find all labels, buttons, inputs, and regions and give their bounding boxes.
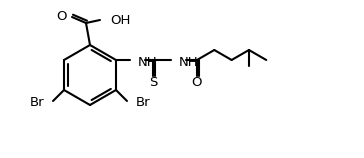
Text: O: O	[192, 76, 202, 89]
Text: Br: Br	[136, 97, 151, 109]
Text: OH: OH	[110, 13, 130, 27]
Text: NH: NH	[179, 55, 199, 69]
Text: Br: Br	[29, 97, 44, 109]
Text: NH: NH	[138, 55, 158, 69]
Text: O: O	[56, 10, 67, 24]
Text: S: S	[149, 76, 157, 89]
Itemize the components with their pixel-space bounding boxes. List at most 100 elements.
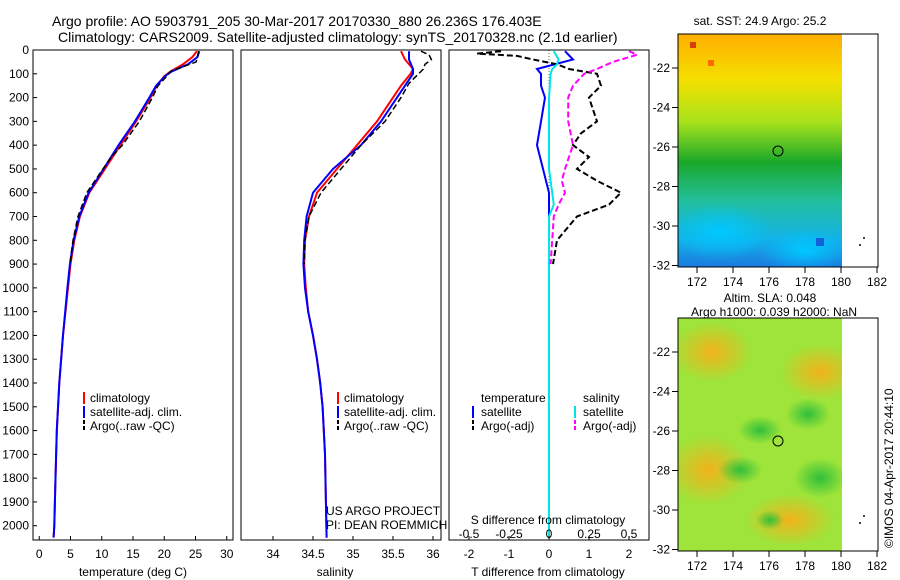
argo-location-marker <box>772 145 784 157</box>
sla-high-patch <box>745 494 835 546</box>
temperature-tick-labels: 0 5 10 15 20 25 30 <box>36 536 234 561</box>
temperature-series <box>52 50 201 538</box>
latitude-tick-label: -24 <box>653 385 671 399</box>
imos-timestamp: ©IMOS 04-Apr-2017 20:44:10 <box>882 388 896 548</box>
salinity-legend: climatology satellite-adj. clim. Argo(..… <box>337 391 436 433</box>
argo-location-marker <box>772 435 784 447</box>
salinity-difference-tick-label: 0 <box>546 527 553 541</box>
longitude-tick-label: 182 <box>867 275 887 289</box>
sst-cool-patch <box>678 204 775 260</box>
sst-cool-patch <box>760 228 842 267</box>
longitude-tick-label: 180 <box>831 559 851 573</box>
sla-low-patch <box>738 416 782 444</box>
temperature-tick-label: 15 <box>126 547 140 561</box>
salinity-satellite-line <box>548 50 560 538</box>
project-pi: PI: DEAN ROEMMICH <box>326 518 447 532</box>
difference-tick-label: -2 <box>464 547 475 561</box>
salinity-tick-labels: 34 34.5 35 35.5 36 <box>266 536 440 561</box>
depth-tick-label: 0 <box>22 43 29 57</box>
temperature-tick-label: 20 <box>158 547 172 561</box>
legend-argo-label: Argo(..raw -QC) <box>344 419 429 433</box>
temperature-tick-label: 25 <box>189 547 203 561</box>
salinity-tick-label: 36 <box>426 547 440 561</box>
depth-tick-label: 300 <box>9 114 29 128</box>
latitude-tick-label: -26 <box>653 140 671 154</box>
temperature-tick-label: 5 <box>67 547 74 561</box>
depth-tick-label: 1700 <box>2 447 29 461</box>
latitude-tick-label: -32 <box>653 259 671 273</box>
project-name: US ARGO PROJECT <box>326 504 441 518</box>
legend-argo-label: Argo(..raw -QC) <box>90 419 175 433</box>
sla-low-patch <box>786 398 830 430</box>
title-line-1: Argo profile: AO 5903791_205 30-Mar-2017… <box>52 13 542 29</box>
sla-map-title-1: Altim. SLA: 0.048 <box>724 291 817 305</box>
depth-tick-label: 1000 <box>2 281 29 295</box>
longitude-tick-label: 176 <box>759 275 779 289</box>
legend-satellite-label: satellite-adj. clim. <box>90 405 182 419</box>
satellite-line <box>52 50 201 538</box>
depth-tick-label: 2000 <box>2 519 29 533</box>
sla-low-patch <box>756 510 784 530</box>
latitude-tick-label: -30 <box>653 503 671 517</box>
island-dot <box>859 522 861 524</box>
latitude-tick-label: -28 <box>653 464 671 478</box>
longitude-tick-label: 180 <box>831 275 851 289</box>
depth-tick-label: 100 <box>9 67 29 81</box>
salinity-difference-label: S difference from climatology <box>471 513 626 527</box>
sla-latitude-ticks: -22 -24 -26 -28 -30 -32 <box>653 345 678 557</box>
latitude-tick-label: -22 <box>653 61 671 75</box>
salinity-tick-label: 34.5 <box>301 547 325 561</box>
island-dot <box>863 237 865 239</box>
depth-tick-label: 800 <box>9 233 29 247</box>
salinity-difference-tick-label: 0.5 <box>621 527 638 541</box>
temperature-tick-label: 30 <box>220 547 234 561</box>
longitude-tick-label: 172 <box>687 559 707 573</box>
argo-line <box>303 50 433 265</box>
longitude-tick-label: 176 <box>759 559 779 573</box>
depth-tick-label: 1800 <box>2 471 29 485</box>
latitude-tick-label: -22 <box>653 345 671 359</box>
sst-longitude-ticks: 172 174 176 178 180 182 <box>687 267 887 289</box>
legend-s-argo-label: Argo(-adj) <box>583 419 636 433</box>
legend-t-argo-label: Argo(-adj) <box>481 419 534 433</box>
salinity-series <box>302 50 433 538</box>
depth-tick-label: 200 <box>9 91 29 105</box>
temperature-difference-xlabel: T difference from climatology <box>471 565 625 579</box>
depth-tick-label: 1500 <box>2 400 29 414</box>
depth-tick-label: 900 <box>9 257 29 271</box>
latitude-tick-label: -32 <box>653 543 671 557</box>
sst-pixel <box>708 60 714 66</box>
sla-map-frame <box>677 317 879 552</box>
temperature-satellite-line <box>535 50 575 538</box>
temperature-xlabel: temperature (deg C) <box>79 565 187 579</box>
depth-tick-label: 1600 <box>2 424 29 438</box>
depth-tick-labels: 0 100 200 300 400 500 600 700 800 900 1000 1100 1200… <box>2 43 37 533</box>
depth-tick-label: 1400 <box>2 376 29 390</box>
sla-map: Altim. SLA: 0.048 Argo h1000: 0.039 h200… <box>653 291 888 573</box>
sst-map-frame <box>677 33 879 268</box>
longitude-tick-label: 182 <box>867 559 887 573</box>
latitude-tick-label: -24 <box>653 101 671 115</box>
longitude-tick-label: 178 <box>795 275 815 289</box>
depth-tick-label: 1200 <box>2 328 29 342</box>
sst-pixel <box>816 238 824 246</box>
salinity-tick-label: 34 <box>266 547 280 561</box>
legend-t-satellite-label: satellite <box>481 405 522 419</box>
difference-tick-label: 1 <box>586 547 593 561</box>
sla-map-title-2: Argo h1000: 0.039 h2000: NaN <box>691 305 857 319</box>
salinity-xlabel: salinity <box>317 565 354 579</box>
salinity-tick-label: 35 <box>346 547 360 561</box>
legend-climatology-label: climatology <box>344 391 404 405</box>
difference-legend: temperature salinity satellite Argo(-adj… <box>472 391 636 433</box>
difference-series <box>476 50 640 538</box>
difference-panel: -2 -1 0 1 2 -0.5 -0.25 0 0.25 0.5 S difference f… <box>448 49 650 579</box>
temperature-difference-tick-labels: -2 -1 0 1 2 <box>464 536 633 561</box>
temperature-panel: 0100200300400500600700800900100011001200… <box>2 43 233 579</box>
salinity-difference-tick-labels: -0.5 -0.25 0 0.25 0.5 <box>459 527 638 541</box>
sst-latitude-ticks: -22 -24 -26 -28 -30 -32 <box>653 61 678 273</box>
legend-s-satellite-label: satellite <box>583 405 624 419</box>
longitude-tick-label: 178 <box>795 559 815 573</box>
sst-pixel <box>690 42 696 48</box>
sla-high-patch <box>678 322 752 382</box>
...
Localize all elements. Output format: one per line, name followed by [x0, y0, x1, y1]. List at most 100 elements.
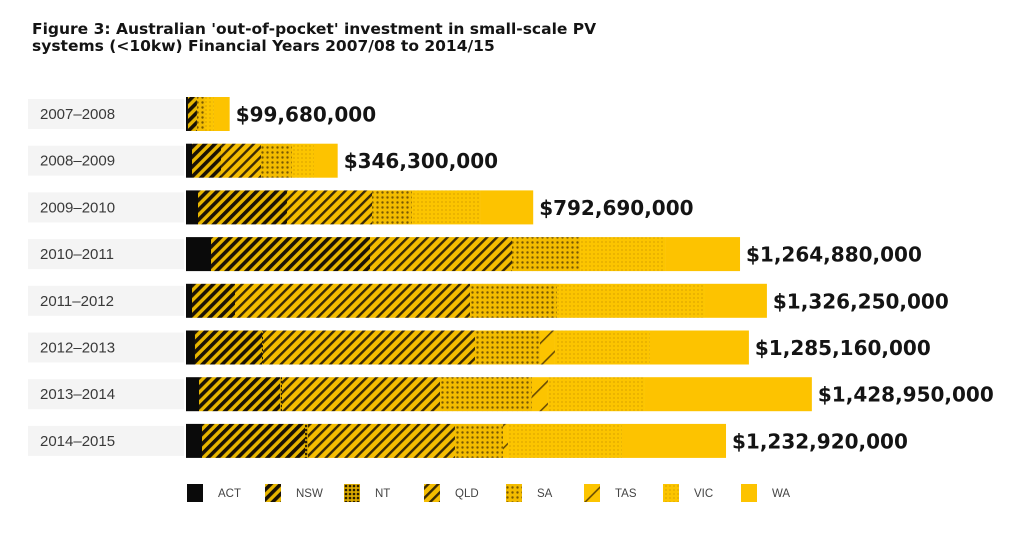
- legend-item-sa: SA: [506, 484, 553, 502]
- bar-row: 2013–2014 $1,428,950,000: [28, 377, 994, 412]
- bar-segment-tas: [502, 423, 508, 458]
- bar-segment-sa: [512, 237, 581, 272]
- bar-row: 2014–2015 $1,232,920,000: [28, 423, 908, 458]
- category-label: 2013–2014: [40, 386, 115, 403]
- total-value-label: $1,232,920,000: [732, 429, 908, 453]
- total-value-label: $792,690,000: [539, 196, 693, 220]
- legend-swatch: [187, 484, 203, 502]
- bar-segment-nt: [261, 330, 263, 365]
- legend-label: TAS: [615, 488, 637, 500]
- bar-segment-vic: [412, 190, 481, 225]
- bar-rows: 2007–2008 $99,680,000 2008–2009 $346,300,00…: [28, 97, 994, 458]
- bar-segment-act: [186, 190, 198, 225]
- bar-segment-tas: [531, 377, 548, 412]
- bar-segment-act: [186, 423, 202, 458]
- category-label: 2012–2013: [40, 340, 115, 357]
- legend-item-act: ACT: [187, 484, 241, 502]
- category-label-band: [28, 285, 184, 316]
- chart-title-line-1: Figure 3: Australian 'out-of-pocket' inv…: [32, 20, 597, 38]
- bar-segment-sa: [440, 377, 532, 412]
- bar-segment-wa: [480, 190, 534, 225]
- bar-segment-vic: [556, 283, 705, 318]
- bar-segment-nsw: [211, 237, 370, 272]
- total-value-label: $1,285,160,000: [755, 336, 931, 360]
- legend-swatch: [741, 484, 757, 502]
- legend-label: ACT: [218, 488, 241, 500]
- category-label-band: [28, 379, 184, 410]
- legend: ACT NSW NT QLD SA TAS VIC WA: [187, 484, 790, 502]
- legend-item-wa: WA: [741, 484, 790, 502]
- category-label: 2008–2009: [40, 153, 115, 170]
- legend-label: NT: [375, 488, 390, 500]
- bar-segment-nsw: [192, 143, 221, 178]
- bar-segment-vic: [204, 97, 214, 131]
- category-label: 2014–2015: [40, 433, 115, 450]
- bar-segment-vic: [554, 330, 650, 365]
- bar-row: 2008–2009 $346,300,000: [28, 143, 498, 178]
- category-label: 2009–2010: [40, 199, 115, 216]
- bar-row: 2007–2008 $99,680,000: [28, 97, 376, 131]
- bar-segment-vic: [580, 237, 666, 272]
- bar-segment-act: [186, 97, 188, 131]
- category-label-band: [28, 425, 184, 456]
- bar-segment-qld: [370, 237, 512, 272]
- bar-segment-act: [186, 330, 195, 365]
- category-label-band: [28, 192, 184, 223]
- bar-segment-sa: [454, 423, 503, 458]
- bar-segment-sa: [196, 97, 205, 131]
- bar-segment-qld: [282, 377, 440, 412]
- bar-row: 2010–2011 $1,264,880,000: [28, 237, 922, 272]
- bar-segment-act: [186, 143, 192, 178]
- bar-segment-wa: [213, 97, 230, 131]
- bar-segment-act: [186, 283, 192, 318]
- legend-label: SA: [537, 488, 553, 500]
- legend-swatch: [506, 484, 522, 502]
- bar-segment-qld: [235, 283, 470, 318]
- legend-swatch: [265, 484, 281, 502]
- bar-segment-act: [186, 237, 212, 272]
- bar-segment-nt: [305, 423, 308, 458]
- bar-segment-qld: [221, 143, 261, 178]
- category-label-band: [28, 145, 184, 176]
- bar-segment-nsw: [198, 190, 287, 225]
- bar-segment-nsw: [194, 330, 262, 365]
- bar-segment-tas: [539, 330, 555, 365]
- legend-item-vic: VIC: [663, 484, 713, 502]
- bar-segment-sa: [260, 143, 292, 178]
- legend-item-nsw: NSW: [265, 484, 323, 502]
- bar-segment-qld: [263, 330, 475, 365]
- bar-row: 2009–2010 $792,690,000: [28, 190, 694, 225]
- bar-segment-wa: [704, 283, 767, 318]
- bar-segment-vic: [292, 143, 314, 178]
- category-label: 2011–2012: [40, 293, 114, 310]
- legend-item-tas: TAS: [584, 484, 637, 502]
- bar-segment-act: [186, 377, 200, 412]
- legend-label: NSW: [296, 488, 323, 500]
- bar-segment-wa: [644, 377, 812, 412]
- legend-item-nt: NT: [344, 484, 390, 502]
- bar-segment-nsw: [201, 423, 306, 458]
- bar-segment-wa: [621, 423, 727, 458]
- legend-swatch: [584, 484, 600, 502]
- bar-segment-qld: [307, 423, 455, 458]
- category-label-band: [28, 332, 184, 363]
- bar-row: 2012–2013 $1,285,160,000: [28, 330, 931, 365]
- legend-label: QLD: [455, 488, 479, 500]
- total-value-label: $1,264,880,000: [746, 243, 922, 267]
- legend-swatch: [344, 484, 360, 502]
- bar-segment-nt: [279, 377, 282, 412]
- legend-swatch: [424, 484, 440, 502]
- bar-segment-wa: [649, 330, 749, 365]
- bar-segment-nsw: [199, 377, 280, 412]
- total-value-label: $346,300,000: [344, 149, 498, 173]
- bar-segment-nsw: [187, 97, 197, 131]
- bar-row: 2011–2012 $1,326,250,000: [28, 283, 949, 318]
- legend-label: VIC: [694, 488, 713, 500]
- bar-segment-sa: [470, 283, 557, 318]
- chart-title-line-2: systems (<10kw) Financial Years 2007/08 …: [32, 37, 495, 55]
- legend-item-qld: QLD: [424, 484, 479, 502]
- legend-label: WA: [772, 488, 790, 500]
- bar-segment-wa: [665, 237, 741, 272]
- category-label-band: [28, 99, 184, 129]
--
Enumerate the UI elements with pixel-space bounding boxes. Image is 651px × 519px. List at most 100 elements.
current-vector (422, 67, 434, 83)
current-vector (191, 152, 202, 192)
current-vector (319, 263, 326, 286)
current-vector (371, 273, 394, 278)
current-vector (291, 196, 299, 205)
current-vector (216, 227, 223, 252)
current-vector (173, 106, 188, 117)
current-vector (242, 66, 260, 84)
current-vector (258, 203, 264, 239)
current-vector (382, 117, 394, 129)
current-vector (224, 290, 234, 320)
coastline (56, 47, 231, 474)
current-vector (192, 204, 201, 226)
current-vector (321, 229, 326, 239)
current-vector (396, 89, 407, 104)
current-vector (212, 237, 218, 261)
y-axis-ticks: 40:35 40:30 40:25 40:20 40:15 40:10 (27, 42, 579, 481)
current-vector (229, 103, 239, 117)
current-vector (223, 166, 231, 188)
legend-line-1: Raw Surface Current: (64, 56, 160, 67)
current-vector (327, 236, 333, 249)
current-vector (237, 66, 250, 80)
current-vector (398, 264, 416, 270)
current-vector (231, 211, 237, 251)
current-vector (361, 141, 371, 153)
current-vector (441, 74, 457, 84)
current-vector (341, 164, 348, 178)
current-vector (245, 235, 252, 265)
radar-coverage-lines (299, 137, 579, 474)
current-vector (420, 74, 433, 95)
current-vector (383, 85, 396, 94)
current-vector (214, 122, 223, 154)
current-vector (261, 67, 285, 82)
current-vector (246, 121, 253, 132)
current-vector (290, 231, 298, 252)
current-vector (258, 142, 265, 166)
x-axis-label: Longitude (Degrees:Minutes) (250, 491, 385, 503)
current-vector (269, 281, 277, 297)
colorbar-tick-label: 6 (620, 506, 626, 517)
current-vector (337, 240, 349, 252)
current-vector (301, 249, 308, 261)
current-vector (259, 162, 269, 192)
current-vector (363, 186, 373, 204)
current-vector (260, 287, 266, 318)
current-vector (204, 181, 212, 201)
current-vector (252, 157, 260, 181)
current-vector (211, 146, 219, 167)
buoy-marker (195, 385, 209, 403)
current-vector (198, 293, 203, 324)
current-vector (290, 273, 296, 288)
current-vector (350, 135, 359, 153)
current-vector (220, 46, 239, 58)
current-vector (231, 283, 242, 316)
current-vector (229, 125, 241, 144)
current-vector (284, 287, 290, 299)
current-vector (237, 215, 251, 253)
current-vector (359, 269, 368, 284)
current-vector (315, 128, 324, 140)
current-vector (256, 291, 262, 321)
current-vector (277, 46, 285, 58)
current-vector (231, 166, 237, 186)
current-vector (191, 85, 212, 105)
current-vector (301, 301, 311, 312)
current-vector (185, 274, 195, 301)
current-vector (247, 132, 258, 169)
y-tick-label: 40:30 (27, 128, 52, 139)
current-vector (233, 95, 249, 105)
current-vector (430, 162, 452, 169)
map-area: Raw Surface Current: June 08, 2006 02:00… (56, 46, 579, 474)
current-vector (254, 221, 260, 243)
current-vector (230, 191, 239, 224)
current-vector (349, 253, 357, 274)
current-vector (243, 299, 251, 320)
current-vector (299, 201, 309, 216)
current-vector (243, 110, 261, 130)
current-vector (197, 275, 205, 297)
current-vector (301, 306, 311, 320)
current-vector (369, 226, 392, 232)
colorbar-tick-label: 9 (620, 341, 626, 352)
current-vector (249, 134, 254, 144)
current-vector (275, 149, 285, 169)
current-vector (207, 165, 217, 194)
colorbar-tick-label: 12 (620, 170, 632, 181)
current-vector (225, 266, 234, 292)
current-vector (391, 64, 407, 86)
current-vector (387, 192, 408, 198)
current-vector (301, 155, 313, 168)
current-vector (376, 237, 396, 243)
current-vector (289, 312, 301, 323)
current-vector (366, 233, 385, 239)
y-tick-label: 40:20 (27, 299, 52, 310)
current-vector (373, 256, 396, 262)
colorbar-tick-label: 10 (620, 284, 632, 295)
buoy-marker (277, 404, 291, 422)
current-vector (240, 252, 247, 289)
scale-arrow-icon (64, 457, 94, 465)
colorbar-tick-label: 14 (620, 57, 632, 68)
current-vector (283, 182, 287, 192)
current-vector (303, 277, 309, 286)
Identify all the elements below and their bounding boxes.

__EXERCISE__.
Recast the lines from the one with "argo-location-marker <box>772 145" through the one with "latitude-tick-label: -24 <box>653 385" as a Markdown table with the columns No. and Line, numbering each line and leaving out any blank ones.

__TASK ANSWER__.
| No. | Line |
|---|---|
| 1 | argo-location-marker <box>772 145 784 157</box> |
| 2 | sla-high-patch <box>745 494 835 546</box> |
| 3 | temperature-tick-labels: 0 5 10 15 20 25 30 <box>36 536 234 561</box> |
| 4 | temperature-series <box>52 50 201 538</box> |
| 5 | latitude-tick-label: -24 <box>653 385 671 399</box> |